Supplied records
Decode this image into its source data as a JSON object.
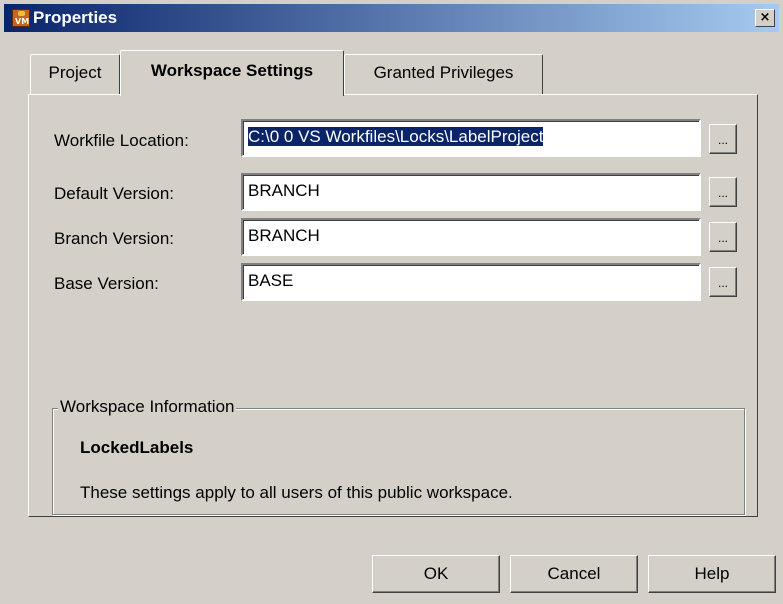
{
  "window": {
    "title": "Properties",
    "close_glyph": "×",
    "icon": "vss-app-icon",
    "icon_text": "VM"
  },
  "tabs": [
    {
      "label": "Project",
      "active": false
    },
    {
      "label": "Workspace Settings",
      "active": true
    },
    {
      "label": "Granted Privileges",
      "active": false
    }
  ],
  "fields": {
    "workfile_location": {
      "label": "Workfile Location:",
      "value": "C:\\0 0 VS Workfiles\\Locks\\LabelProject"
    },
    "default_version": {
      "label": "Default Version:",
      "value": "BRANCH"
    },
    "branch_version": {
      "label": "Branch Version:",
      "value": "BRANCH"
    },
    "base_version": {
      "label": "Base Version:",
      "value": "BASE"
    }
  },
  "browse_label": "...",
  "workspace_info": {
    "legend": "Workspace Information",
    "name": "LockedLabels",
    "description": "These settings apply to all users of this public workspace."
  },
  "buttons": {
    "ok": "OK",
    "cancel": "Cancel",
    "help": "Help"
  },
  "colors": {
    "titlebar_start": "#0a246a",
    "titlebar_end": "#a6caf0",
    "face": "#d4d0c8",
    "selection": "#0a246a"
  }
}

What is required
Except for the pictures, reproduce every line exactly.

Task result
Decode this image into its source data as a JSON object.
{
  "window": {
    "title": "Properties",
    "close_glyph": "×",
    "icon": "vss-app-icon",
    "icon_text": "VM"
  },
  "tabs": [
    {
      "label": "Project",
      "active": false
    },
    {
      "label": "Workspace Settings",
      "active": true
    },
    {
      "label": "Granted Privileges",
      "active": false
    }
  ],
  "fields": {
    "workfile_location": {
      "label": "Workfile Location:",
      "value": "C:\\0 0 VS Workfiles\\Locks\\LabelProject"
    },
    "default_version": {
      "label": "Default Version:",
      "value": "BRANCH"
    },
    "branch_version": {
      "label": "Branch Version:",
      "value": "BRANCH"
    },
    "base_version": {
      "label": "Base Version:",
      "value": "BASE"
    }
  },
  "browse_label": "...",
  "workspace_info": {
    "legend": "Workspace Information",
    "name": "LockedLabels",
    "description": "These settings apply to all users of this public workspace."
  },
  "buttons": {
    "ok": "OK",
    "cancel": "Cancel",
    "help": "Help"
  },
  "colors": {
    "titlebar_start": "#0a246a",
    "titlebar_end": "#a6caf0",
    "face": "#d4d0c8",
    "selection": "#0a246a"
  }
}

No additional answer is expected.